Written problem
Where a line holds the word "color", copy that line.

Records for the exercise

____

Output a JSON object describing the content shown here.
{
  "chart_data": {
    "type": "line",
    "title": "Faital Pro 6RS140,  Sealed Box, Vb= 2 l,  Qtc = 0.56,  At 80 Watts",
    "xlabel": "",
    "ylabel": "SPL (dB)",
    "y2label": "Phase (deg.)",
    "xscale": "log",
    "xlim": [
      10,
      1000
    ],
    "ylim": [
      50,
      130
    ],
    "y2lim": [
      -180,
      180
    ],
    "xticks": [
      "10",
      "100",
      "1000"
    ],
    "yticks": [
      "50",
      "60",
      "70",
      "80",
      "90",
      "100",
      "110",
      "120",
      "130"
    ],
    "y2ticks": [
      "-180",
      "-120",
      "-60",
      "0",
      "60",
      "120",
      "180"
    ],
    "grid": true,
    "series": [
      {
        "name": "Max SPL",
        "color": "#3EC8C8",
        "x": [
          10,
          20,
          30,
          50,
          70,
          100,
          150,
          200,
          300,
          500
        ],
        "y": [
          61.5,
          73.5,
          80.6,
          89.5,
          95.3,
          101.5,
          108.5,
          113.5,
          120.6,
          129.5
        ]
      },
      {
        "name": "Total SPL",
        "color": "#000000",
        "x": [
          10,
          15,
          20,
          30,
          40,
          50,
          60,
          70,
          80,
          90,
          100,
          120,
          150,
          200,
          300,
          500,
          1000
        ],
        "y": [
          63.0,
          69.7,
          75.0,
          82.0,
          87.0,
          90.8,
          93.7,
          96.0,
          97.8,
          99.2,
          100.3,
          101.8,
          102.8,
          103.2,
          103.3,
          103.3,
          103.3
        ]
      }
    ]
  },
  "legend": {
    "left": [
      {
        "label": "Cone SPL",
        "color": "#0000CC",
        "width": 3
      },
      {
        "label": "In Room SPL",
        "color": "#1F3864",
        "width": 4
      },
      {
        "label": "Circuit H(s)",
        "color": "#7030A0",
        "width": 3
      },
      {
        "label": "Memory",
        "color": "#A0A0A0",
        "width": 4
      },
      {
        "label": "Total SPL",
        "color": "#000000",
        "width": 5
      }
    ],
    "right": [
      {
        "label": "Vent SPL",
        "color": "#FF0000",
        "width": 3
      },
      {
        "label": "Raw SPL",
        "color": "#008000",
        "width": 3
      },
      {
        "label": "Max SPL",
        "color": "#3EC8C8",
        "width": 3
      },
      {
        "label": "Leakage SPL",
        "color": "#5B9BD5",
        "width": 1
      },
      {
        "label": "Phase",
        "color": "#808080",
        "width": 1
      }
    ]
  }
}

____

Response to this task
        "color": "#3EC8C8",
        "color": "#000000",
        "color": "#0000CC",
        "color": "#1F3864",
        "color": "#7030A0",
        "color": "#A0A0A0",
        "color": "#000000",
        "color": "#FF0000",
        "color": "#008000",
        "color": "#3EC8C8",
        "color": "#5B9BD5",
        "color": "#808080",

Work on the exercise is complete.